▶ **GIVEN TEXT**:
======

Always Show the Cheapest Petrol
I still want to append the cheapest available petrol to each station marker's description.
I create another new Pipe and drop the 'combined' Pipe from above into it (hooking up appropriate user inputs so it takes the same parameters). Then I add a 'foreach annotate' module, and use a new instance of the combined pipe as the source. On the dropdown choose 'first only' -- this will add a new node to each item that contains the first item in the source feed (Ie. The cheapest station). Bring out the regex hammer to nail that info onto the bottom of the description field and I'm done. I Don't even have to touch the mapplet code.
That's It?
Upload your Mapplet XML somewhere, then click 'Add Content' and choose 'add by URL' (next to the search button). Paste in your address and you're done. Once you're happy that everything works, you can submit your Mapplet to the gallery for the world to enjoy.
Here's a few tips:
- Track your mapplet use with Google Analytics (here's how).
- Show your user prefs in you mapplet output panel. If you state what the current settings are, there's a better chance that people will change them to something more suitable.
- Like a mashup, make sure the 'default' result on installation shows something useful / interesting. Most people will add --> judge --> remove, well before they start playing with user preferences.
- Keep the overhead low. Don't add 10,000 markers at a time -- people will turn it off very quickly indeed. If you have a lot of data use the Marker Manager, the Panaramio mapplet is a good example of how and when to do this.
- Host it for free. If you don't have a server handy, you can host your mapplet on a number of Google properties.
- All the data fetching (XML/GeoRSS/HTML) routines within mapplets are cached every 30mins. If you need data fresher than that you'll need to increase that refresh rate. Don't if you don't have to, caching is a Good Thing.
Criticisms, Suggestions, and Conclusions
My Maps / Mapplets in Google Maps is seems based on the idea of layers and 'custom placemarks' in Google Earth, and in a lot of cases it makes a lot more sense to show this layered information in the context of your usual Google Maps use, rather than a collection of standalone mashups.
Things like weather, petrol, road congestion, speed camera locations, and panaramio pictures are excellent examples of data I'd like to see on my Google Map all the time, and together -- once we get full Google Maps as an in-car GPS, the world will truly be a brighter place.
That said, here's some things missing from Mapplets that would be nice to see in future releases:
- No hosting or built in web editor. Let us use the Google Mashup Editor to write, host, and test our mapplets.
- You can't assign custom markers to a KML / GeoRSS feed. Makes sense, as you should be able to put the marker definitions into the feed itself -- but what if you can't? Let us specify a default marker setting.
- Selected Mapplets don't persist. Each time I load Google Maps I need to activate the mapplet / my maps I want to overlay. Lets us persist them between sessions (or at least create a link with them included. I *always* want to have certain mapplets turned on, making people turn them on each time makes them less likely to be used.
- Adsense revenue. Please.
- User settings saving is patchy. Using the 'back' button on your browser almost guarantees the user settings are lost.
- …and one for Yahoo Pipes: Let us tinker with the KML output please!

======

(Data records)
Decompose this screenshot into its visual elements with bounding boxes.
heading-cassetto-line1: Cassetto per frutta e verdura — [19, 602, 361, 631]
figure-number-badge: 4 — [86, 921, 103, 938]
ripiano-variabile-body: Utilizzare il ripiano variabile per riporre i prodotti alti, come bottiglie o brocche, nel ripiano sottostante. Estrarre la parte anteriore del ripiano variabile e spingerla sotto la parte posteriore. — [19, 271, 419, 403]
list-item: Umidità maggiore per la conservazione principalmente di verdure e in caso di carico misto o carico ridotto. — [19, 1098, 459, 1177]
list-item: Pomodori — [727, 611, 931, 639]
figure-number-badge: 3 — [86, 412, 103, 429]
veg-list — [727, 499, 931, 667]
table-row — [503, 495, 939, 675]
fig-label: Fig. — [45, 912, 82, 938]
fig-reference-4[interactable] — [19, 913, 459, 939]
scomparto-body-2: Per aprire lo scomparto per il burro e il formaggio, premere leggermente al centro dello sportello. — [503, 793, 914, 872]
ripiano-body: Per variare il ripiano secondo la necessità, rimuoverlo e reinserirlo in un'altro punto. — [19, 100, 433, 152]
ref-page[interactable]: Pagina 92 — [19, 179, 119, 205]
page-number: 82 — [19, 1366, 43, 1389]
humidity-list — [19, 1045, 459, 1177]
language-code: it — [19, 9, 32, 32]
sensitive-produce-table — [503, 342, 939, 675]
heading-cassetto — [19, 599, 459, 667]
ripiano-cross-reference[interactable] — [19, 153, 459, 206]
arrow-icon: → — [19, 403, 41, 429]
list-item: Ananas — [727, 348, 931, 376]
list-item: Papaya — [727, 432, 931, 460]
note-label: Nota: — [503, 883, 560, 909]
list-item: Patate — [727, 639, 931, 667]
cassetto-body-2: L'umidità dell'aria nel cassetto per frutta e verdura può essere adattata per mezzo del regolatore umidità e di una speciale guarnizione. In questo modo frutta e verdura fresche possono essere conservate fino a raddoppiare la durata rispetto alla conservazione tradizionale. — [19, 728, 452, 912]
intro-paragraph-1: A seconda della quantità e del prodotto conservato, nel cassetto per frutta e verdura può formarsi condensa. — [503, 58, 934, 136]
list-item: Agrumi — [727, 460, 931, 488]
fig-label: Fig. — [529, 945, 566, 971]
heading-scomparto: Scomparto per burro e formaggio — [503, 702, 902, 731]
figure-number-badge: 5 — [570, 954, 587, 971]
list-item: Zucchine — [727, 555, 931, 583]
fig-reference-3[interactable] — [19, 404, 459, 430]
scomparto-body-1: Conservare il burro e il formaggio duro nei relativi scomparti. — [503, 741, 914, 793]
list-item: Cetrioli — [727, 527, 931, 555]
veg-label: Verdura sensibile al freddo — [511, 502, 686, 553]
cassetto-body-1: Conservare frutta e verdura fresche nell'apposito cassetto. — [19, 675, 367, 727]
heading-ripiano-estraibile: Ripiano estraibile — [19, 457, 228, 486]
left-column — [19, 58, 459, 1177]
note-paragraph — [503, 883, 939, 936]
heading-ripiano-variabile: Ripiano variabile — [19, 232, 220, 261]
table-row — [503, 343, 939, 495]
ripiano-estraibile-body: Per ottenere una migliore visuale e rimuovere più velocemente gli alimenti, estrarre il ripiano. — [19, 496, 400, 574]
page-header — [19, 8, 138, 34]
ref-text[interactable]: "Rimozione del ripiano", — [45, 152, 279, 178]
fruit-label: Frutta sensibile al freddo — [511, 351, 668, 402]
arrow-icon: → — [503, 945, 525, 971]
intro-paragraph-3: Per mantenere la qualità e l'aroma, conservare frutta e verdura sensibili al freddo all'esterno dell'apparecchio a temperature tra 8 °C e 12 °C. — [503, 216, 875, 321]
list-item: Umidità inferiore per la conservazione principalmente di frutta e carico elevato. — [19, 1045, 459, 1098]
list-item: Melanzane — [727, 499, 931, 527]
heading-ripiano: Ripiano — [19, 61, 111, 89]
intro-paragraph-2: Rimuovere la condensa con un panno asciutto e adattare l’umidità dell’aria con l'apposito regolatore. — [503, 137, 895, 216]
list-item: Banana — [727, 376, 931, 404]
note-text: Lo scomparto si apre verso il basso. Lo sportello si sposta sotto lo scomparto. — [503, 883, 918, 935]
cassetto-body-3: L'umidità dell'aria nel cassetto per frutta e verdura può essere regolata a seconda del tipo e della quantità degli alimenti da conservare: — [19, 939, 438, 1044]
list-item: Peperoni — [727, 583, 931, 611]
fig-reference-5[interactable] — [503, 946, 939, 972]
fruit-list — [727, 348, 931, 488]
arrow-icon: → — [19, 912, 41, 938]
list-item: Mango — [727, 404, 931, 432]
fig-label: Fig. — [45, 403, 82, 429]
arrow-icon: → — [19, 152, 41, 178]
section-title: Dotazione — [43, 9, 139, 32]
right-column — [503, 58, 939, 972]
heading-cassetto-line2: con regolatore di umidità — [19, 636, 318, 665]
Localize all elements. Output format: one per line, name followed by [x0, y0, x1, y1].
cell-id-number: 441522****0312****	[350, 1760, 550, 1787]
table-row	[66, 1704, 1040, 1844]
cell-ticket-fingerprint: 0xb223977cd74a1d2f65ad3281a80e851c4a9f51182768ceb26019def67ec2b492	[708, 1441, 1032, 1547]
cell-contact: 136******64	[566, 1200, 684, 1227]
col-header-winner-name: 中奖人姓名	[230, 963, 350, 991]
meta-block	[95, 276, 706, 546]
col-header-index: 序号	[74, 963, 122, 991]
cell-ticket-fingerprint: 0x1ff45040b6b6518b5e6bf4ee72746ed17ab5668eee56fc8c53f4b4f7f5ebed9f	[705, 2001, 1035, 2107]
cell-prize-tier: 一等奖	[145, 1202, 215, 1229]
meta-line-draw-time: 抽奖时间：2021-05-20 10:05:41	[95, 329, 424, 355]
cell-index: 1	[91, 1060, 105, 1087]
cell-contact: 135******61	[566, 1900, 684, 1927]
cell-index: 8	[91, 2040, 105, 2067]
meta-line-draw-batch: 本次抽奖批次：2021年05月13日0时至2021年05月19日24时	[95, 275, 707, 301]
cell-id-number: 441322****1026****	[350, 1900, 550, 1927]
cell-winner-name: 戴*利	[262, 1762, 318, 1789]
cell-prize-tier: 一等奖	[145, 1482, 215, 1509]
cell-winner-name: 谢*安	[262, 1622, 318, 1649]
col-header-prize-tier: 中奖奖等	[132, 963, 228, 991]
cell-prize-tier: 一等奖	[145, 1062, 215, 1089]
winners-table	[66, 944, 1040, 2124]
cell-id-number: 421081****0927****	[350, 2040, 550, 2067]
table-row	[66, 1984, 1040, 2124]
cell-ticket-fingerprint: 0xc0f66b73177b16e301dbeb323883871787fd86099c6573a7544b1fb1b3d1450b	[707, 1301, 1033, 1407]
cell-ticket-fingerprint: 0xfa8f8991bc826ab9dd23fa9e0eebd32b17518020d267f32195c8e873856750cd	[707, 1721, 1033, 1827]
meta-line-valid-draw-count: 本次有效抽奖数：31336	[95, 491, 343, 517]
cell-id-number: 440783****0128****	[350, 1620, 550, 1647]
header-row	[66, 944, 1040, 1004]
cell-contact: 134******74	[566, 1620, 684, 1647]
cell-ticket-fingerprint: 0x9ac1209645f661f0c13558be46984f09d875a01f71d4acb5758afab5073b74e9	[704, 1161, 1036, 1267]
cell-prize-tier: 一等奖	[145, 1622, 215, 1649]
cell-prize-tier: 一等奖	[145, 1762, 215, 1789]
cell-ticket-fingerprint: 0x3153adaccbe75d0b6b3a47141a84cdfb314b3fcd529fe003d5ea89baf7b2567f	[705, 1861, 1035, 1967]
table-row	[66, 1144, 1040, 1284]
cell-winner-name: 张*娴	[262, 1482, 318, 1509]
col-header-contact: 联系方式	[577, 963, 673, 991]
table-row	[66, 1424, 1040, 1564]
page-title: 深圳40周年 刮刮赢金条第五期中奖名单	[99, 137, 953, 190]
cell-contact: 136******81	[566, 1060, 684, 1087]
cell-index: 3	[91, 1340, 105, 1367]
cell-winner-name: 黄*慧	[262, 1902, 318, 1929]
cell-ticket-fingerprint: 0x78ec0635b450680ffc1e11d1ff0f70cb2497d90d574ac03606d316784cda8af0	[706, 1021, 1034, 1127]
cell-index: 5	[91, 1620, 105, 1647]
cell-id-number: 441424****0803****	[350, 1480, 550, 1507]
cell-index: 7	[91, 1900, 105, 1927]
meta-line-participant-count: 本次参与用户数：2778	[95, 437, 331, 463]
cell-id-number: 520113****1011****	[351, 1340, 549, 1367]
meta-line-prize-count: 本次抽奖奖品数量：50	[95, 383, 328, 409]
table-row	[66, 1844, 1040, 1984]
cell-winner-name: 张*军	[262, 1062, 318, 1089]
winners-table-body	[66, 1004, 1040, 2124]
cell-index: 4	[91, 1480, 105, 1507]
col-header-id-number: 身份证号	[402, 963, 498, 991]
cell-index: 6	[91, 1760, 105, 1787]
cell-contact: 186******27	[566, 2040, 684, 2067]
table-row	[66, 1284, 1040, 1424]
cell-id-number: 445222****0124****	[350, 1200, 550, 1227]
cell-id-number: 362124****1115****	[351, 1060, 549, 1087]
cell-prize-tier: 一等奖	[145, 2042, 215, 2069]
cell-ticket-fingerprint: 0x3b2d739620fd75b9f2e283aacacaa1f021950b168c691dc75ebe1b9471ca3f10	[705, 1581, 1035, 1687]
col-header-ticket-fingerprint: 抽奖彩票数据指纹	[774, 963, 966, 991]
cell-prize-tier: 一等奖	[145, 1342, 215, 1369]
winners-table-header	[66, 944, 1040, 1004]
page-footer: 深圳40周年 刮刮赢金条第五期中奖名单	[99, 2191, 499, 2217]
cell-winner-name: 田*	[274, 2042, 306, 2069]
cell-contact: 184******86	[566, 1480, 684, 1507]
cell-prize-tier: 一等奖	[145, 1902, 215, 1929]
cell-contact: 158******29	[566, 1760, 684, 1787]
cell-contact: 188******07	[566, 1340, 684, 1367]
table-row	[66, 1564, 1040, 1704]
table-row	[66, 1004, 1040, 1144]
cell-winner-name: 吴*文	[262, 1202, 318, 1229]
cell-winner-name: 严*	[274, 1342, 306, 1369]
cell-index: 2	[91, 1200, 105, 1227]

======

▶ **ACTIVITY LIST**:
(a) Duplicate the part of the text on Mapplets from "- All the data" up to and including "a Good Thing.".
(b) Please decide whether each statement agrees with the text on Mapplets, answering yes or no and quoting the words that settle it: (i) Data fetching routines within mapplets are cached every 30 minutes. (ii) Appending the cheapest petrol required changes to the mapplet code. (iii) Selected Mapplets stay active from one session to the next.

▶ **TASK-BY-TASK OUTPUTS**:
(a)
- All the data fetching (XML/GeoRSS/HTML) routines within mapplets are cached every 30mins. If you need data fresher than that you'll need to increase that refresh rate. Don't if you don't have to, caching is a Good Thing.

(b)
(i) Yes: "All the data fetching (XML/GeoRSS/HTML) routines within mapplets are cached every 30mins."
(ii) No: "I Don't even have to touch the mapplet code."
(iii) No: "Selected Mapplets don't persist."